Requirement 1 - From the publishing advice below, extract the passage from "- E-BOOKS - As" up to and including "can download e-books.".
Requirement 2 - Decide whether each statement agrees with the publishing advice below, answering yes or no and quoting the words of the advice that settle it: (a) the author put a jazzy picture on the covers of the Xlibris books; (b) book contracts leave some room for negotiation; (c) an author working with a conventional publisher normally designs the cover.

Excerpt provided -
## begin
Just keep your Query brief, or your proposal detailed, address it to an
editor who likes your subject, and know that you're still bucking long odds. You can get a
clue as to which editor likes your subject by finding a published book similar to
what you're offering, then phoning the publisher to ask who edited that one. (Unless the
author has named the editor in the book's acknowledgements.) For a longer list of prospects,
go through the current Writer's Market (published yearly by Writer's Digest magazine) and list
every publisher who publishes books on your subject and hasn't specified, "no unagented, no
unsolicited," etc. And don't forget to check their web sites.
As with agents, be sure to submit to publishers via attachment-free e-mail or US Postal Service,
as their web site specifies.
- CONTRACT - Read any contract very carefully before signing. One sort of contract
I don't believe I would ever agree to is the sort that offers a relatively small fixed
amount for all rights to the manuscript involved. In many cases, that small fixed
amount is less than minimum wage for the time involved and it removes even the hope of
anything more. Everybody lives on hope to some degree, and writers more than most. Keep
in mind that book contracts involve some negotiating leeway. Discuss with the publisher
any points that you believe should be improved in your favor.
- CONTROL - One thing I've learned over a great many years is that, in business,
control can be everything. This is something to keep in mind when considering
contracts. Anything the contract does not expressly put under your control, is apt to
be under the control of the other party. It was a basic mistake on my part to place six
books with one POD publisher, and probably an even more basic mistake to publish more than
one book at a time. Making your mistakes one at a time gives you a better chance to
- COVER DESIGN - When experienced people speak at writer's conventions, they always
agree that cover design is extremely important. They emphasize that when books are being
sold to wholesalers or bookstores, there's only about ten seconds available to present
each title, and an attractive cover is often what makes the sale. If you are working
with a conventional publisher, the publisher normally designs a good cover for you. If
you are self-publishing, most or all of the choice is yours. A glance at the covers
of my Xlibris books will reveal that I'm too knot-headed to have followed the advice to
put a jazzy picture on the cover. I concede that an attractive cover is a definite asset,
but, at Xlibris, cover art adds to the publishing cost and I chose to settle for two cover
requirements; (1) the title had to be clearly and easily readable on the front cover and
the spine, and (2) the covers of the six books had to match so as to give the appearance
of a set. In general, I buy books for their content, without regard to the cover art.
And with any book, new or used, I appreciate a title that's easy to read. The next time
you're in a bookstore, pay attention to titles that are difficult to read and you may
agree that that's the worst mistake the designer could have made.
- E-BOOKS - As nearly as I know, it is to the author's advantage to have his or her books
available as e-books.(You may not want to publish your conventional books and e-books with the same
publisher. Go to www.booksandtales.com from my "Other" page and explore that question.) The success of e-books is now being boosted by availability
of affordable and compact e-book readers as well as by smart phones that can download e-books.
## end
Data listing -
## begin
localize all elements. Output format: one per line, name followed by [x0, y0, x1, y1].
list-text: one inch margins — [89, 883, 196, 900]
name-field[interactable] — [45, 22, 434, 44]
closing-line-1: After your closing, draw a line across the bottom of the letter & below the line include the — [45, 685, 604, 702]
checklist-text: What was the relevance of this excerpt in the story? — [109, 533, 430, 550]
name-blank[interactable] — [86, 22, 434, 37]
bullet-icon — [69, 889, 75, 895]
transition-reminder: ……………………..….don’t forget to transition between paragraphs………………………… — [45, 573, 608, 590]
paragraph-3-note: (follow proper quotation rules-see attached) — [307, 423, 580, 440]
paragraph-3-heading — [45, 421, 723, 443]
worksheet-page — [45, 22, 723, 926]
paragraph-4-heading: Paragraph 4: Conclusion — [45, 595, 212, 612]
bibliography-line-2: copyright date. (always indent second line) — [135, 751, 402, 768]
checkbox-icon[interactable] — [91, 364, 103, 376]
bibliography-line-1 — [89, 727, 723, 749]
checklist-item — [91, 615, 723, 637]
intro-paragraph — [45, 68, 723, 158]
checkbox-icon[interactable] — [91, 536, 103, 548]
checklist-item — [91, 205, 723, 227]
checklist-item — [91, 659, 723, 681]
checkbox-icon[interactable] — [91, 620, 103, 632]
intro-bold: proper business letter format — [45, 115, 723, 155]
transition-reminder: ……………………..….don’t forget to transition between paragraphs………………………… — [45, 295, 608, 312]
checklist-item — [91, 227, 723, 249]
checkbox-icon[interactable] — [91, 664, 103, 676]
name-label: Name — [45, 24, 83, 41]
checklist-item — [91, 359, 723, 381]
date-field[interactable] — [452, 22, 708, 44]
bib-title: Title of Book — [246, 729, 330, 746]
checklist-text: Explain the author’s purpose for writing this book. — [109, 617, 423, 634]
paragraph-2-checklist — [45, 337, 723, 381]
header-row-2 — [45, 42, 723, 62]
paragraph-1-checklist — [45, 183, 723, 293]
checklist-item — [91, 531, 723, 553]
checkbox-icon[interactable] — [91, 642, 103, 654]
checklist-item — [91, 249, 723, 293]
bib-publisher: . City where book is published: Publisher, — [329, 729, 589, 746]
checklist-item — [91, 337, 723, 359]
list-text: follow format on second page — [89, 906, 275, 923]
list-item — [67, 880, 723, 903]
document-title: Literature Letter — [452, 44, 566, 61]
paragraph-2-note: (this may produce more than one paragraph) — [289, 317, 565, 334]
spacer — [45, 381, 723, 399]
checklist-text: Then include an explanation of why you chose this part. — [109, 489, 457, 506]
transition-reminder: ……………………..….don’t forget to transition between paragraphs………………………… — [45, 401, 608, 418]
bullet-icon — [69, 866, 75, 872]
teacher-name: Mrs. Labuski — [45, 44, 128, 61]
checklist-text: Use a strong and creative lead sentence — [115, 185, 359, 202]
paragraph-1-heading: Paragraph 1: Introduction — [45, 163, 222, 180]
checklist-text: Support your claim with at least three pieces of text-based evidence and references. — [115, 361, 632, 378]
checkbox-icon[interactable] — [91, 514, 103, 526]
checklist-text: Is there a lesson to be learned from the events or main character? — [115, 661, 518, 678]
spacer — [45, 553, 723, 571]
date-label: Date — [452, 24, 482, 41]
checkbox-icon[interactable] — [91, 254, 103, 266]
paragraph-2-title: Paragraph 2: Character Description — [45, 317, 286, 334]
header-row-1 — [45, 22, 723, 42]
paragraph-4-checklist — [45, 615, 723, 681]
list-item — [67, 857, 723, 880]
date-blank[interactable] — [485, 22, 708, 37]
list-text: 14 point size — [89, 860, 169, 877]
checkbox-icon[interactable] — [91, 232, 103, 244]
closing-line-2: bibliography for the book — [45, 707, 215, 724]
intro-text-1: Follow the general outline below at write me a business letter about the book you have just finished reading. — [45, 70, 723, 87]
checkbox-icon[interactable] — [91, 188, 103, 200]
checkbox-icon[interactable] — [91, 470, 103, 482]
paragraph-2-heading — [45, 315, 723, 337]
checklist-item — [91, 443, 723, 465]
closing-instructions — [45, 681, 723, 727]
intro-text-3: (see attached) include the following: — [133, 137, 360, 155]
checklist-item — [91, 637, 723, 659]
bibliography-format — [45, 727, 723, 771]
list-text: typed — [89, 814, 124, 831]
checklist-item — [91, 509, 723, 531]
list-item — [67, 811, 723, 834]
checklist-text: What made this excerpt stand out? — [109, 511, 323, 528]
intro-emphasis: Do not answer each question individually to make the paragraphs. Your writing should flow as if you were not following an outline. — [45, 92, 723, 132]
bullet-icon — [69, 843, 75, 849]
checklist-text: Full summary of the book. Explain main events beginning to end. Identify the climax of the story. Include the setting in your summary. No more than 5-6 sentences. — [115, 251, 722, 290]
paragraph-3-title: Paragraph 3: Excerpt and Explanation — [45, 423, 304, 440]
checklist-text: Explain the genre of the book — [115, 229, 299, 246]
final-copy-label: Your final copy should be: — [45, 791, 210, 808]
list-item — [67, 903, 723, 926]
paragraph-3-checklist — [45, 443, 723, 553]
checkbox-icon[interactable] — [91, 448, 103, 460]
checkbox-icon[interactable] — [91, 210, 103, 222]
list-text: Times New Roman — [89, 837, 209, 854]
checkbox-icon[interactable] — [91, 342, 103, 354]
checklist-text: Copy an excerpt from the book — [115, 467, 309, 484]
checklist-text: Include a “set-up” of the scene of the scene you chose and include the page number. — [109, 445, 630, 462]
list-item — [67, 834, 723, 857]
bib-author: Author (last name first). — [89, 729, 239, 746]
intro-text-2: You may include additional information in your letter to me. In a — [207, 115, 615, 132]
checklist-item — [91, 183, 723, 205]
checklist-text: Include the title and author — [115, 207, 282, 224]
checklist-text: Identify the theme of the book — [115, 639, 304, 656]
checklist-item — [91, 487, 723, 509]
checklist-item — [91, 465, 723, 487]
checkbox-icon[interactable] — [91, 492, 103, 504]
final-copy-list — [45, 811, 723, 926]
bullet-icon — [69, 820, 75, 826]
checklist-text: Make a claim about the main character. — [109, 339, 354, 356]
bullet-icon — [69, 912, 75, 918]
## end
Response 1 -
- E-BOOKS - As nearly as I know, it is to the author's advantage to have his or her books
available as e-books.(You may not want to publish your conventional books and e-books with the same
publisher. Go to www.booksandtales.com from my "Other" page and explore that question.) The success of e-books is now being boosted by availability
of affordable and compact e-book readers as well as by smart phones that can download e-books.

Response 2 -
(a) No: "I'm too knot-headed to have followed the advice to put a jazzy picture on the cover."
(b) Yes: "Keep in mind that book contracts involve some negotiating leeway."
(c) No: "If you are working with a conventional publisher, the publisher normally designs a good cover for you."